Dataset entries
-=-=-=-=-
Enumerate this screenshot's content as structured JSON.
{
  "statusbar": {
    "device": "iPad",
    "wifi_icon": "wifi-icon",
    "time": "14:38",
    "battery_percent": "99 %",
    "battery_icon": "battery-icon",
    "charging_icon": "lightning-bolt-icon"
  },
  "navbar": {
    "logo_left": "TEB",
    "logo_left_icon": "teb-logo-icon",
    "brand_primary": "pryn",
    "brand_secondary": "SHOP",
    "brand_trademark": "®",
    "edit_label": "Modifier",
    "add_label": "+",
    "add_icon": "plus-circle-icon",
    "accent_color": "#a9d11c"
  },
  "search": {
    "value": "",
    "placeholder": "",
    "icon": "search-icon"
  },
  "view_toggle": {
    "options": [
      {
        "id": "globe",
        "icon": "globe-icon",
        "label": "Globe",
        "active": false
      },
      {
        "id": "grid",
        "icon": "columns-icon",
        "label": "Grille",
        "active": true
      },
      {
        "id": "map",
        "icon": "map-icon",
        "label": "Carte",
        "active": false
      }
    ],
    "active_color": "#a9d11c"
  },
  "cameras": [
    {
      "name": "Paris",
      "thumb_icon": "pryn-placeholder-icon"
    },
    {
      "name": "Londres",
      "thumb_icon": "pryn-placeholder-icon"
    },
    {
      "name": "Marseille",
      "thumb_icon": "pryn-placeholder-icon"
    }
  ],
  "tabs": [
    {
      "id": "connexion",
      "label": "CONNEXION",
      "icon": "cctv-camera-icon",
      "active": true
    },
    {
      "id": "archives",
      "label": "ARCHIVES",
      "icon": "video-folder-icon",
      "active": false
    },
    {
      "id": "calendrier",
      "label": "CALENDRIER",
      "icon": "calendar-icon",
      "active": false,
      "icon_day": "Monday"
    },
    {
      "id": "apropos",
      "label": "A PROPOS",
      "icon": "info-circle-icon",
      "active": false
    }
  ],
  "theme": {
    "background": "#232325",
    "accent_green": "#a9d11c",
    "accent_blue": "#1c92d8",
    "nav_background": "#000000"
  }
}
-=-=-=-=-
• [Problem details]
Write out the whole listing exactly.

• [Correct response]
Enumerate this screenshot's content as structured JSON.
{
  "statusbar": {
    "device": "iPad",
    "wifi_icon": "wifi-icon",
    "time": "14:38",
    "battery_percent": "99 %",
    "battery_icon": "battery-icon",
    "charging_icon": "lightning-bolt-icon"
  },
  "navbar": {
    "logo_left": "TEB",
    "logo_left_icon": "teb-logo-icon",
    "brand_primary": "pryn",
    "brand_secondary": "SHOP",
    "brand_trademark": "®",
    "edit_label": "Modifier",
    "add_label": "+",
    "add_icon": "plus-circle-icon",
    "accent_color": "#a9d11c"
  },
  "search": {
    "value": "",
    "placeholder": "",
    "icon": "search-icon"
  },
  "view_toggle": {
    "options": [
      {
        "id": "globe",
        "icon": "globe-icon",
        "label": "Globe",
        "active": false
      },
      {
        "id": "grid",
        "icon": "columns-icon",
        "label": "Grille",
        "active": true
      },
      {
        "id": "map",
        "icon": "map-icon",
        "label": "Carte",
        "active": false
      }
    ],
    "active_color": "#a9d11c"
  },
  "cameras": [
    {
      "name": "Paris",
      "thumb_icon": "pryn-placeholder-icon"
    },
    {
      "name": "Londres",
      "thumb_icon": "pryn-placeholder-icon"
    },
    {
      "name": "Marseille",
      "thumb_icon": "pryn-placeholder-icon"
    }
  ],
  "tabs": [
    {
      "id": "connexion",
      "label": "CONNEXION",
      "icon": "cctv-camera-icon",
      "active": true
    },
    {
      "id": "archives",
      "label": "ARCHIVES",
      "icon": "video-folder-icon",
      "active": false
    },
    {
      "id": "calendrier",
      "label": "CALENDRIER",
      "icon": "calendar-icon",
      "active": false,
      "icon_day": "Monday"
    },
    {
      "id": "apropos",
      "label": "A PROPOS",
      "icon": "info-circle-icon",
      "active": false
    }
  ],
  "theme": {
    "background": "#232325",
    "accent_green": "#a9d11c",
    "accent_blue": "#1c92d8",
    "nav_background": "#000000"
  }
}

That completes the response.